Direction:
Work out how many lines contain "pesada". Reply with the count alone.

Entries:
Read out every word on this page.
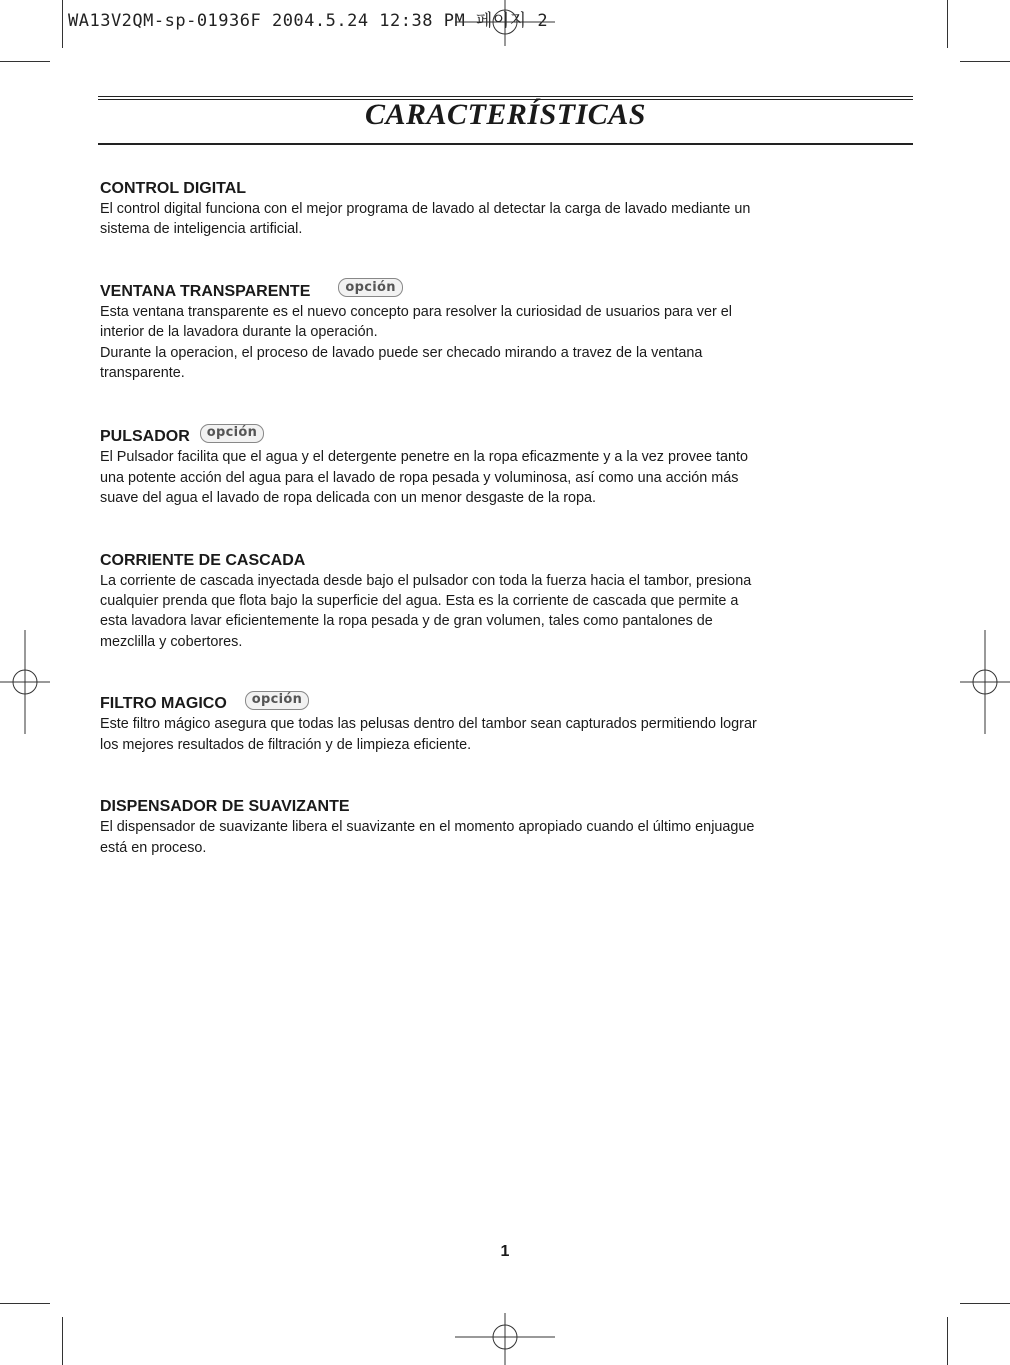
WA13V2QM-sp-01936F 2004.5.24 12:38 PM 페이지 2
CARACTERÍSTICAS
CONTROL DIGITAL

El control digital funciona con el mejor programa de lavado al detectar la carga de lavado mediante un sistema de inteligencia artificial.

VENTANA TRANSPARENTE	opción

Esta ventana transparente es el nuevo concepto para resolver la curiosidad de usuarios para ver el interior de la lavadora durante la operación.

Durante la operacion, el proceso de lavado puede ser checado mirando a travez de la ventana transparente.

PULSADOR	opción

El Pulsador facilita que el agua y el detergente penetre en la ropa eficazmente y a la vez provee tanto una potente acción del agua para el lavado de ropa pesada y voluminosa, así como una acción más suave del agua el lavado de ropa delicada con un menor desgaste de la ropa.

CORRIENTE DE CASCADA

La corriente de cascada inyectada desde bajo el pulsador con toda la fuerza hacia el tambor, presiona cualquier prenda que flota bajo la superficie del agua. Esta es la corriente de cascada que permite a esta lavadora lavar eficientemente la ropa pesada y de gran volumen, tales como pantalones de mezclilla y cobertores.

FILTRO MAGICO	opción

Este filtro mágico asegura que todas las pelusas dentro del tambor sean capturados permitiendo lograr los mejores resultados de filtración y de limpieza eficiente.

DISPENSADOR DE SUAVIZANTE

El dispensador de suavizante libera el suavizante en el momento apropiado cuando el último enjuague está en proceso.

1
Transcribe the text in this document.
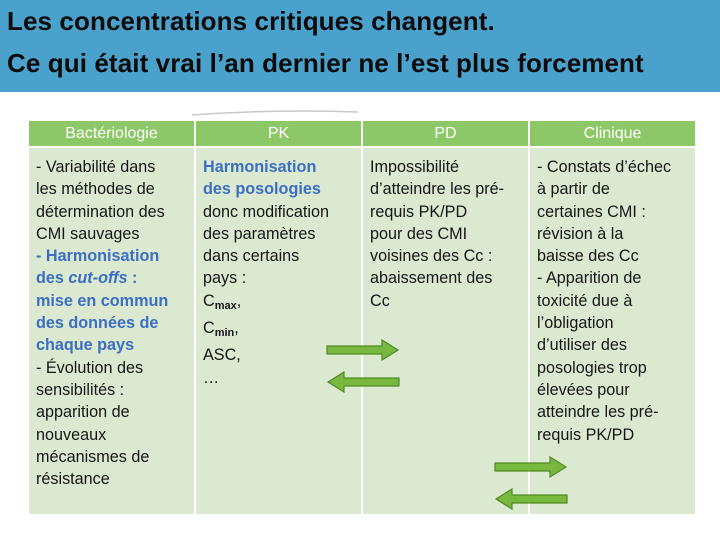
Les concentrations critiques changent.
Ce qui était vrai l’an dernier ne l’est plus forcement
Bactériologie
- Variabilité dans
les méthodes de
détermination des
CMI sauvages
- Harmonisation
des cut-offs :
mise en commun
des données de
chaque pays
- Évolution des
sensibilités :
apparition de
nouveaux
mécanismes de
résistance
PK
Harmonisation
des posologies
donc modification
des paramètres
dans certains
pays :
$C_{max}$,
$C_{min}$,
ASC,
…
PD
Impossibilité
d’atteindre les pré-
requis PK/PD
pour des CMI
voisines des Cc :
abaissement des
Cc
Clinique
- Constats d’échec
à partir de
certaines CMI :
révision à la
baisse des Cc
- Apparition de
toxicité due à
l’obligation
d’utiliser des
posologies trop
élevées pour
atteindre les pré-
requis PK/PD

Task output:
2